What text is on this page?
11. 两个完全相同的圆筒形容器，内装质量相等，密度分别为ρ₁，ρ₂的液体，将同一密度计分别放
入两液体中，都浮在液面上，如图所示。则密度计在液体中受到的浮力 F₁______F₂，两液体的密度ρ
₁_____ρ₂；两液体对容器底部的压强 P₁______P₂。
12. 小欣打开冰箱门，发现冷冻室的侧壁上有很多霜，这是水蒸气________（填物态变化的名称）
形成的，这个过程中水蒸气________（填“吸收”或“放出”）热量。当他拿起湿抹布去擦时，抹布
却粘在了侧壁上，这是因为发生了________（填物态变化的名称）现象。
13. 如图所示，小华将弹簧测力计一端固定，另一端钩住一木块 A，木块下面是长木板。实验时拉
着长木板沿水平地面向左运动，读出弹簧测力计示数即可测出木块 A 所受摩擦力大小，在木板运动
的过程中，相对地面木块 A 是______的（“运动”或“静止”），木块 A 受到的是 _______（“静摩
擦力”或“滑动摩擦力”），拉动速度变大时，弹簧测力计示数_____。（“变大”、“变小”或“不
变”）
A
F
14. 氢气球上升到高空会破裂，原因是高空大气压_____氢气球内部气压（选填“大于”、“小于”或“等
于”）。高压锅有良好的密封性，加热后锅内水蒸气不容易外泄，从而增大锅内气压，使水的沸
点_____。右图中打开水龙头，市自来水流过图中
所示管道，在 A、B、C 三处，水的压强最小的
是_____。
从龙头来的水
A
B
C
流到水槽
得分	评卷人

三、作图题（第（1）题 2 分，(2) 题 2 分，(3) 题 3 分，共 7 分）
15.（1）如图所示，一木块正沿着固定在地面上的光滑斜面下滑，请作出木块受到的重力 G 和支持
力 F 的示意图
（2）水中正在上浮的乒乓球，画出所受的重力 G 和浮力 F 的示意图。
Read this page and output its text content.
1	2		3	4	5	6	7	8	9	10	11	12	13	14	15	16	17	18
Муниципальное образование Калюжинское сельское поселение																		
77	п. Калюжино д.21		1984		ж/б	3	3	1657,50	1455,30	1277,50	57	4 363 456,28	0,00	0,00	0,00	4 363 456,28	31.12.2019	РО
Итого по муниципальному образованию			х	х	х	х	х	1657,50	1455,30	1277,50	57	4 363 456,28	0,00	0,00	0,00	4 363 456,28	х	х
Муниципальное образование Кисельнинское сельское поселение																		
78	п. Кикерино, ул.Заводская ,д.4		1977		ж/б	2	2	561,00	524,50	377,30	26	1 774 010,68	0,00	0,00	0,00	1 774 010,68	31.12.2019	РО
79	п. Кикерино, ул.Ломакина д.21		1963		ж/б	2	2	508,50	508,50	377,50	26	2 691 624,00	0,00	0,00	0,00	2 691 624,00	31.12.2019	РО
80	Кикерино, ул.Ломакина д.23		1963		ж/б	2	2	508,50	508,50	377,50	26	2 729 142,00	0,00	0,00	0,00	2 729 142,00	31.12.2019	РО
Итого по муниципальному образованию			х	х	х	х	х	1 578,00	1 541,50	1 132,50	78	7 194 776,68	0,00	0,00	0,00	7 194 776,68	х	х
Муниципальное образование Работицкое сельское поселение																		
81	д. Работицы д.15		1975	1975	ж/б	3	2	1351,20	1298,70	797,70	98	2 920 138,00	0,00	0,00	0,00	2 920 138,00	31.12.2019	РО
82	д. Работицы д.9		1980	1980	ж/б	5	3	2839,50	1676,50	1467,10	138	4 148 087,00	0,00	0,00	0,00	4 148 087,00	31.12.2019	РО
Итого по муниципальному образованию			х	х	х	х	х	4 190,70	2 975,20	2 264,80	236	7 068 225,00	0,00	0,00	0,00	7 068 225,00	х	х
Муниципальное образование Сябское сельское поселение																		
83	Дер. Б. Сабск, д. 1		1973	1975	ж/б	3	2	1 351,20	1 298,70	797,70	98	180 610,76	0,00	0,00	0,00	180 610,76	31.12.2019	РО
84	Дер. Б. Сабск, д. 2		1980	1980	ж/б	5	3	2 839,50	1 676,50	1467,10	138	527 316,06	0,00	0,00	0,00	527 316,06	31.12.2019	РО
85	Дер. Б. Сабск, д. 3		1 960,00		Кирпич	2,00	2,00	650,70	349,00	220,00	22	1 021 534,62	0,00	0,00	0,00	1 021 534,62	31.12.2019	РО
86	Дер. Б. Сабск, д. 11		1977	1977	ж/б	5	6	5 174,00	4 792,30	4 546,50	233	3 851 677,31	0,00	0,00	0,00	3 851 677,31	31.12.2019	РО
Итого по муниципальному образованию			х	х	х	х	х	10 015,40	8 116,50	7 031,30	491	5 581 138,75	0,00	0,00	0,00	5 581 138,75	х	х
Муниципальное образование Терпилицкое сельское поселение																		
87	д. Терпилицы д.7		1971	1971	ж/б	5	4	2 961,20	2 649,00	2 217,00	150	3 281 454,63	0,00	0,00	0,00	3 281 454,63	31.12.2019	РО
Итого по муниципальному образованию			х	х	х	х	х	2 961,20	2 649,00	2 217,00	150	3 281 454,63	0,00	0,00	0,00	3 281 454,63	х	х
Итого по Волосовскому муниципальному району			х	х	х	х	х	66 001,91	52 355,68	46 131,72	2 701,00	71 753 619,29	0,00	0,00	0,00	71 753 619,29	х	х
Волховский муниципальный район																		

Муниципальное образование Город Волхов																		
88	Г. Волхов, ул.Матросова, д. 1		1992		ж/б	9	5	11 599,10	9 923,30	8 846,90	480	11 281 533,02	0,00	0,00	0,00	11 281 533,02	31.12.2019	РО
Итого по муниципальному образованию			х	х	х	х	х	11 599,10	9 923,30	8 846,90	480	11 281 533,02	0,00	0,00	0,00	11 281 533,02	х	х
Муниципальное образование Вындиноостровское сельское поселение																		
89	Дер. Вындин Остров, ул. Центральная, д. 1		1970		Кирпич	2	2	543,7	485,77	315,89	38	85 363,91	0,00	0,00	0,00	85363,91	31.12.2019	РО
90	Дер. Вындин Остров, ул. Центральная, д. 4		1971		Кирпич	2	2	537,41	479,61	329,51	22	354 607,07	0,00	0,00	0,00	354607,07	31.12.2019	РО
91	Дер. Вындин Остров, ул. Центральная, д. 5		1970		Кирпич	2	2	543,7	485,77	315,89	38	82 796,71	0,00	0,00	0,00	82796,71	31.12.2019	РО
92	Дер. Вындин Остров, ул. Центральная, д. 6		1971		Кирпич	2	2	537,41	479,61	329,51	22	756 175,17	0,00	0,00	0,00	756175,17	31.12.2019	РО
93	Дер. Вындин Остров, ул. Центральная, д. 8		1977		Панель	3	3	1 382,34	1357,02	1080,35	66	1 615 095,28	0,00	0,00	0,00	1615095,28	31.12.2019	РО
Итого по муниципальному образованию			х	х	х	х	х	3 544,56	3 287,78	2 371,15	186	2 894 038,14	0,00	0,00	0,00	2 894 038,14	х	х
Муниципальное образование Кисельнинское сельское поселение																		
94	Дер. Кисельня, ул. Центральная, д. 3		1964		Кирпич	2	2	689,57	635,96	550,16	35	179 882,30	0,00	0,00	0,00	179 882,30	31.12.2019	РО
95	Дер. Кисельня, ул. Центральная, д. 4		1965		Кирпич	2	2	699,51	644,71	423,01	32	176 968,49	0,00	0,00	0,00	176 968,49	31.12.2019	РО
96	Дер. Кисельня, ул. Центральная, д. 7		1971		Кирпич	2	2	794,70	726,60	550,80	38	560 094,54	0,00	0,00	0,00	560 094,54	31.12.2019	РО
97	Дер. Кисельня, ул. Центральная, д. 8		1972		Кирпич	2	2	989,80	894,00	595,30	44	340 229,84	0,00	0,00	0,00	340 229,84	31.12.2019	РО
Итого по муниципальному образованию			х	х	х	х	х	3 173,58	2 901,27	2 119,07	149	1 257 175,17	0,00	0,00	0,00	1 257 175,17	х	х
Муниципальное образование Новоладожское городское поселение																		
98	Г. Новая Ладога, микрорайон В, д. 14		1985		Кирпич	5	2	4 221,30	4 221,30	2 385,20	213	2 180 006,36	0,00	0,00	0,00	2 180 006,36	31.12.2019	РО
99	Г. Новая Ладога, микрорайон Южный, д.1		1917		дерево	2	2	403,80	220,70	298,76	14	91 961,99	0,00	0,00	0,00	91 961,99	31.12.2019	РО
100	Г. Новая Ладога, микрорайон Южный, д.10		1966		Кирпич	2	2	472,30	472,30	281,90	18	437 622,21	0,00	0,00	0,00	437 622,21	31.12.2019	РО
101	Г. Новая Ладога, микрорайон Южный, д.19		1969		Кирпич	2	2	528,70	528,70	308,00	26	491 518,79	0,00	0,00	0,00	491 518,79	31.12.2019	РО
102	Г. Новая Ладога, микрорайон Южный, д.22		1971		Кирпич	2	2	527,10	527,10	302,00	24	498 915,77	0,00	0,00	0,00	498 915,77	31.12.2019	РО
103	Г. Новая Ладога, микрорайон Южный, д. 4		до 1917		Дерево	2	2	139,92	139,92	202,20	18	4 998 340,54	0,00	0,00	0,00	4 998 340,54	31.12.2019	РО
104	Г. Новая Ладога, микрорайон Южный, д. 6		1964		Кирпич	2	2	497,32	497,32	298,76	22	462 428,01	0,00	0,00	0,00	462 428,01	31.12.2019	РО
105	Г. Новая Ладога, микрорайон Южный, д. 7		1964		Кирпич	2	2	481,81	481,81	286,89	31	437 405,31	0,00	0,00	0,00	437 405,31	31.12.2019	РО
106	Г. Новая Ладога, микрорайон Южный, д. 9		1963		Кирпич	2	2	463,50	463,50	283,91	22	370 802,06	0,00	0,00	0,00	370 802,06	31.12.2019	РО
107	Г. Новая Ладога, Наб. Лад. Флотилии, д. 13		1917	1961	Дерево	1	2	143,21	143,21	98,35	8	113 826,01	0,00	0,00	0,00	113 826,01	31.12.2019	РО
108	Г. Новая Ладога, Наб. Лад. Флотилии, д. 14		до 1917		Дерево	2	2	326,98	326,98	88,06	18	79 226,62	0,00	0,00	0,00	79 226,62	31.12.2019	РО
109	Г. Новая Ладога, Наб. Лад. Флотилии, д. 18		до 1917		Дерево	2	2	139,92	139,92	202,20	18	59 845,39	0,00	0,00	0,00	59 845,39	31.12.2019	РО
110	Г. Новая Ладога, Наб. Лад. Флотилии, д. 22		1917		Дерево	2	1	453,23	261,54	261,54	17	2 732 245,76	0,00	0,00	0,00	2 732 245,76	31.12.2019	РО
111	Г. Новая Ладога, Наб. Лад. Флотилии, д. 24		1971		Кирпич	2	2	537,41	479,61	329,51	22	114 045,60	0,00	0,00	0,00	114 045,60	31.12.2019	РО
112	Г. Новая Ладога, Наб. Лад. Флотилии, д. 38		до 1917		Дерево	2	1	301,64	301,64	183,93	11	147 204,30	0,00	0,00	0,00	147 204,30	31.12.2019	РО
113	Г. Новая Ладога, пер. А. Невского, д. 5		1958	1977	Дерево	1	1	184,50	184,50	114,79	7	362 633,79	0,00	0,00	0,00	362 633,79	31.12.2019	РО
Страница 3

· · · ·

Search the entries for the word "this", then list each line that holds it.

## Solved exercise
What text is on this page?
Read this page and output its text content.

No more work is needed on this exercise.